### TASK BRIEF
Report every line of the items that contains the string "viajava", copying each such line in full. Matching is case-sensitive.

(Dataset excerpt)
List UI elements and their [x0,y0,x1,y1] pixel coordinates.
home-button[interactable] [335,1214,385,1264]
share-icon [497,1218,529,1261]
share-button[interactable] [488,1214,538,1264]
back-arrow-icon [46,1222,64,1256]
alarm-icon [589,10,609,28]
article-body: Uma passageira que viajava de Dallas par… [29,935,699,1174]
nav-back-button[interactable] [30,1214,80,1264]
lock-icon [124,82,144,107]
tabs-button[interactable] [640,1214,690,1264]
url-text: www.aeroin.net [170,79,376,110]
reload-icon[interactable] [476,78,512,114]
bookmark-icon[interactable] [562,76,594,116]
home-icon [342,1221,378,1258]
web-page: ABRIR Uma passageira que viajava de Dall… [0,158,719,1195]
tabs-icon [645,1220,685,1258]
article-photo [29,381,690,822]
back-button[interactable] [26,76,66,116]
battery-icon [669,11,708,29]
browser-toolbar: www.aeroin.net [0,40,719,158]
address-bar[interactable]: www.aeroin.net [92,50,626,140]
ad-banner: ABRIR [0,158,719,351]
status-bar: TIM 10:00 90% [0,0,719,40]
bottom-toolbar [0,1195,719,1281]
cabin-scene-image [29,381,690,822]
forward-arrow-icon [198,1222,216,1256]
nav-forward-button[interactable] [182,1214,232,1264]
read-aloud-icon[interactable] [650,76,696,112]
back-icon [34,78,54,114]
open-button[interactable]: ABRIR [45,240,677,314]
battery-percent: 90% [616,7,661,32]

### OUTPUT
article-body: Uma passageira que viajava de Dallas par… [29,935,699,1174]
web-page: ABRIR Uma passageira que viajava de Dall… [0,158,719,1195]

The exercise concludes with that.